## begin DATA SECTION
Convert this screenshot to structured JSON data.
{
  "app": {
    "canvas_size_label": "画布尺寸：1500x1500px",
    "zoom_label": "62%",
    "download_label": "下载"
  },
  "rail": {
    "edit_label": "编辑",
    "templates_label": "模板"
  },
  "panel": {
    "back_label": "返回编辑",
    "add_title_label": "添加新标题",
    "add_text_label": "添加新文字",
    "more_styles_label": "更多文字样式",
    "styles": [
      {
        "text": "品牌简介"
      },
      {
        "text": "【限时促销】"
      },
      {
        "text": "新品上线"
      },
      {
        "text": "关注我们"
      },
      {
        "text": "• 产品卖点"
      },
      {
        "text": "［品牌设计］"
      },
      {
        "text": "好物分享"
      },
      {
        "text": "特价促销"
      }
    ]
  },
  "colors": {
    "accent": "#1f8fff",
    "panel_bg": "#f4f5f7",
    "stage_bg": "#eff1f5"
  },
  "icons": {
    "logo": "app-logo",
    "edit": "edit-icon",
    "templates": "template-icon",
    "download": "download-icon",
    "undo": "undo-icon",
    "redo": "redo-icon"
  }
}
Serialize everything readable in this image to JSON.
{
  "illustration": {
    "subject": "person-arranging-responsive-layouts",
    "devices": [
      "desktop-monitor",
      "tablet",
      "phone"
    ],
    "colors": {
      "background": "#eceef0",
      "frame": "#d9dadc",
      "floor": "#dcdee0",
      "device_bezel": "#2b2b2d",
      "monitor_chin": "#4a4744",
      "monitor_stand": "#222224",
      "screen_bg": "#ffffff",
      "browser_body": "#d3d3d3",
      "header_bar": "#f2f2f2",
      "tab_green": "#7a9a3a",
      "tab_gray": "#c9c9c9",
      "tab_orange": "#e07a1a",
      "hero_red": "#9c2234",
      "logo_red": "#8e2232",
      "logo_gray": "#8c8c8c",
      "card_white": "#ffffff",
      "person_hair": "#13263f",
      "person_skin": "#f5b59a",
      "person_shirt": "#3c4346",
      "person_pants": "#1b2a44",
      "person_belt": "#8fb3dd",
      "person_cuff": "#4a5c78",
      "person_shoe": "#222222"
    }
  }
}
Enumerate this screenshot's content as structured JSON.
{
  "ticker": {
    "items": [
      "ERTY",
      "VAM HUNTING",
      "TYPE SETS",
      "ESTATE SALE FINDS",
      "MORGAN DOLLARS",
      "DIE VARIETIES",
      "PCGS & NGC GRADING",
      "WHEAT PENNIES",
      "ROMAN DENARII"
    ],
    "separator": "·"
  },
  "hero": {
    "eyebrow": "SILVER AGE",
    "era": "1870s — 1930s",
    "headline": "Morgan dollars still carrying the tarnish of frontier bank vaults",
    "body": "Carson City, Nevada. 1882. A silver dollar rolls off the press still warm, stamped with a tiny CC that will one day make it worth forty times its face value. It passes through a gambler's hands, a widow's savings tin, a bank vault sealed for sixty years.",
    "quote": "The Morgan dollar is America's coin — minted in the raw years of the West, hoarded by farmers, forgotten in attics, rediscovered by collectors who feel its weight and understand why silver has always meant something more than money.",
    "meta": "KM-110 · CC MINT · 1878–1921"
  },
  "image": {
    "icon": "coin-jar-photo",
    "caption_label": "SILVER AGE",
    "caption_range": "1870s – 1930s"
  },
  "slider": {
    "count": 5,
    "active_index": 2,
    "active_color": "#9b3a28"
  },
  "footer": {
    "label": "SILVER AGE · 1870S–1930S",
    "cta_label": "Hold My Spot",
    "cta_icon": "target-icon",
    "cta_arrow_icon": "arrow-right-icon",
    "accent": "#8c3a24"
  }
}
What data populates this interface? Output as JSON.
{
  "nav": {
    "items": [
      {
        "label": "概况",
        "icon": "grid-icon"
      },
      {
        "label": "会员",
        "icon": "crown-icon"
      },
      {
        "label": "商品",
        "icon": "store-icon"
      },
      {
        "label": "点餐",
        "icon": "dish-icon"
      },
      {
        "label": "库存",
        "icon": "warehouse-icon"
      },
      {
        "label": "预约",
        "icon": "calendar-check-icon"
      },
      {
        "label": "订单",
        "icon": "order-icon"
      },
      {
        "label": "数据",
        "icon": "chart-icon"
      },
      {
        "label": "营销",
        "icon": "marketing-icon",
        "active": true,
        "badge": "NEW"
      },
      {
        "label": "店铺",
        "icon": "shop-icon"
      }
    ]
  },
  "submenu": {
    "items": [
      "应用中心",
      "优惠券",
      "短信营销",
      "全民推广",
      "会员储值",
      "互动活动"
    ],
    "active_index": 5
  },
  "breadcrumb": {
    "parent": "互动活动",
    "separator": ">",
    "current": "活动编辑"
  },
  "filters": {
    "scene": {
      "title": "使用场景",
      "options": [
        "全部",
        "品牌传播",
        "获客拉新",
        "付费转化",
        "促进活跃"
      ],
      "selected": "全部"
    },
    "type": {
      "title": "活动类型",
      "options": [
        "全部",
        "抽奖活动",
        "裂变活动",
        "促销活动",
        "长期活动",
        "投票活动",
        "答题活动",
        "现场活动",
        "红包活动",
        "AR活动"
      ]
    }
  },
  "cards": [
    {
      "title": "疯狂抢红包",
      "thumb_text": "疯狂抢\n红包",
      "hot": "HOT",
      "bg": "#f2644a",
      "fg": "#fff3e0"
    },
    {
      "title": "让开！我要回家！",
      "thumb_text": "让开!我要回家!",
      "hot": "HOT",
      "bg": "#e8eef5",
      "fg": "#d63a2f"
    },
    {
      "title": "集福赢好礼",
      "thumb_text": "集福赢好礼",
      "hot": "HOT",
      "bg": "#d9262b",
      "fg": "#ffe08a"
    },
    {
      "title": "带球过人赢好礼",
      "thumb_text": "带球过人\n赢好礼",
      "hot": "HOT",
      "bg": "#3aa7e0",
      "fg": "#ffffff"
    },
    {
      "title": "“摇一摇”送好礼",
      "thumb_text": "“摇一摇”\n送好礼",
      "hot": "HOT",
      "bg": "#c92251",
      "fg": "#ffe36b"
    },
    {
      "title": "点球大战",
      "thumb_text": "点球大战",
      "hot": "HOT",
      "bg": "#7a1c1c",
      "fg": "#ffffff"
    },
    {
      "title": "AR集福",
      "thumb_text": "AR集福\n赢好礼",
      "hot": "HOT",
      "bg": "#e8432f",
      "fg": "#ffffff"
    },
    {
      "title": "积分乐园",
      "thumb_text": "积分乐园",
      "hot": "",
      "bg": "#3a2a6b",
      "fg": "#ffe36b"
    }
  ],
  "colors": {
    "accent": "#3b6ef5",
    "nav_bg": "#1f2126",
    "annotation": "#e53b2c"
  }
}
## end DATA SECTION
• [WHAT IS ASKED]: From the first line to the last, retype the data exactly.

• [CORRECT RESPONSE]:
Convert this screenshot to structured JSON data.
{
  "app": {
    "canvas_size_label": "画布尺寸：1500x1500px",
    "zoom_label": "62%",
    "download_label": "下载"
  },
  "rail": {
    "edit_label": "编辑",
    "templates_label": "模板"
  },
  "panel": {
    "back_label": "返回编辑",
    "add_title_label": "添加新标题",
    "add_text_label": "添加新文字",
    "more_styles_label": "更多文字样式",
    "styles": [
      {
        "text": "品牌简介"
      },
      {
        "text": "【限时促销】"
      },
      {
        "text": "新品上线"
      },
      {
        "text": "关注我们"
      },
      {
        "text": "• 产品卖点"
      },
      {
        "text": "［品牌设计］"
      },
      {
        "text": "好物分享"
      },
      {
        "text": "特价促销"
      }
    ]
  },
  "colors": {
    "accent": "#1f8fff",
    "panel_bg": "#f4f5f7",
    "stage_bg": "#eff1f5"
  },
  "icons": {
    "logo": "app-logo",
    "edit": "edit-icon",
    "templates": "template-icon",
    "download": "download-icon",
    "undo": "undo-icon",
    "redo": "redo-icon"
  }
}
Serialize everything readable in this image to JSON.
{
  "illustration": {
    "subject": "person-arranging-responsive-layouts",
    "devices": [
      "desktop-monitor",
      "tablet",
      "phone"
    ],
    "colors": {
      "background": "#eceef0",
      "frame": "#d9dadc",
      "floor": "#dcdee0",
      "device_bezel": "#2b2b2d",
      "monitor_chin": "#4a4744",
      "monitor_stand": "#222224",
      "screen_bg": "#ffffff",
      "browser_body": "#d3d3d3",
      "header_bar": "#f2f2f2",
      "tab_green": "#7a9a3a",
      "tab_gray": "#c9c9c9",
      "tab_orange": "#e07a1a",
      "hero_red": "#9c2234",
      "logo_red": "#8e2232",
      "logo_gray": "#8c8c8c",
      "card_white": "#ffffff",
      "person_hair": "#13263f",
      "person_skin": "#f5b59a",
      "person_shirt": "#3c4346",
      "person_pants": "#1b2a44",
      "person_belt": "#8fb3dd",
      "person_cuff": "#4a5c78",
      "person_shoe": "#222222"
    }
  }
}
Enumerate this screenshot's content as structured JSON.
{
  "ticker": {
    "items": [
      "ERTY",
      "VAM HUNTING",
      "TYPE SETS",
      "ESTATE SALE FINDS",
      "MORGAN DOLLARS",
      "DIE VARIETIES",
      "PCGS & NGC GRADING",
      "WHEAT PENNIES",
      "ROMAN DENARII"
    ],
    "separator": "·"
  },
  "hero": {
    "eyebrow": "SILVER AGE",
    "era": "1870s — 1930s",
    "headline": "Morgan dollars still carrying the tarnish of frontier bank vaults",
    "body": "Carson City, Nevada. 1882. A silver dollar rolls off the press still warm, stamped with a tiny CC that will one day make it worth forty times its face value. It passes through a gambler's hands, a widow's savings tin, a bank vault sealed for sixty years.",
    "quote": "The Morgan dollar is America's coin — minted in the raw years of the West, hoarded by farmers, forgotten in attics, rediscovered by collectors who feel its weight and understand why silver has always meant something more than money.",
    "meta": "KM-110 · CC MINT · 1878–1921"
  },
  "image": {
    "icon": "coin-jar-photo",
    "caption_label": "SILVER AGE",
    "caption_range": "1870s – 1930s"
  },
  "slider": {
    "count": 5,
    "active_index": 2,
    "active_color": "#9b3a28"
  },
  "footer": {
    "label": "SILVER AGE · 1870S–1930S",
    "cta_label": "Hold My Spot",
    "cta_icon": "target-icon",
    "cta_arrow_icon": "arrow-right-icon",
    "accent": "#8c3a24"
  }
}
What data populates this interface? Output as JSON.
{
  "nav": {
    "items": [
      {
        "label": "概况",
        "icon": "grid-icon"
      },
      {
        "label": "会员",
        "icon": "crown-icon"
      },
      {
        "label": "商品",
        "icon": "store-icon"
      },
      {
        "label": "点餐",
        "icon": "dish-icon"
      },
      {
        "label": "库存",
        "icon": "warehouse-icon"
      },
      {
        "label": "预约",
        "icon": "calendar-check-icon"
      },
      {
        "label": "订单",
        "icon": "order-icon"
      },
      {
        "label": "数据",
        "icon": "chart-icon"
      },
      {
        "label": "营销",
        "icon": "marketing-icon",
        "active": true,
        "badge": "NEW"
      },
      {
        "label": "店铺",
        "icon": "shop-icon"
      }
    ]
  },
  "submenu": {
    "items": [
      "应用中心",
      "优惠券",
      "短信营销",
      "全民推广",
      "会员储值",
      "互动活动"
    ],
    "active_index": 5
  },
  "breadcrumb": {
    "parent": "互动活动",
    "separator": ">",
    "current": "活动编辑"
  },
  "filters": {
    "scene": {
      "title": "使用场景",
      "options": [
        "全部",
        "品牌传播",
        "获客拉新",
        "付费转化",
        "促进活跃"
      ],
      "selected": "全部"
    },
    "type": {
      "title": "活动类型",
      "options": [
        "全部",
        "抽奖活动",
        "裂变活动",
        "促销活动",
        "长期活动",
        "投票活动",
        "答题活动",
        "现场活动",
        "红包活动",
        "AR活动"
      ]
    }
  },
  "cards": [
    {
      "title": "疯狂抢红包",
      "thumb_text": "疯狂抢\n红包",
      "hot": "HOT",
      "bg": "#f2644a",
      "fg": "#fff3e0"
    },
    {
      "title": "让开！我要回家！",
      "thumb_text": "让开!我要回家!",
      "hot": "HOT",
      "bg": "#e8eef5",
      "fg": "#d63a2f"
    },
    {
      "title": "集福赢好礼",
      "thumb_text": "集福赢好礼",
      "hot": "HOT",
      "bg": "#d9262b",
      "fg": "#ffe08a"
    },
    {
      "title": "带球过人赢好礼",
      "thumb_text": "带球过人\n赢好礼",
      "hot": "HOT",
      "bg": "#3aa7e0",
      "fg": "#ffffff"
    },
    {
      "title": "“摇一摇”送好礼",
      "thumb_text": "“摇一摇”\n送好礼",
      "hot": "HOT",
      "bg": "#c92251",
      "fg": "#ffe36b"
    },
    {
      "title": "点球大战",
      "thumb_text": "点球大战",
      "hot": "HOT",
      "bg": "#7a1c1c",
      "fg": "#ffffff"
    },
    {
      "title": "AR集福",
      "thumb_text": "AR集福\n赢好礼",
      "hot": "HOT",
      "bg": "#e8432f",
      "fg": "#ffffff"
    },
    {
      "title": "积分乐园",
      "thumb_text": "积分乐园",
      "hot": "",
      "bg": "#3a2a6b",
      "fg": "#ffe36b"
    }
  ],
  "colors": {
    "accent": "#3b6ef5",
    "nav_bg": "#1f2126",
    "annotation": "#e53b2c"
  }
}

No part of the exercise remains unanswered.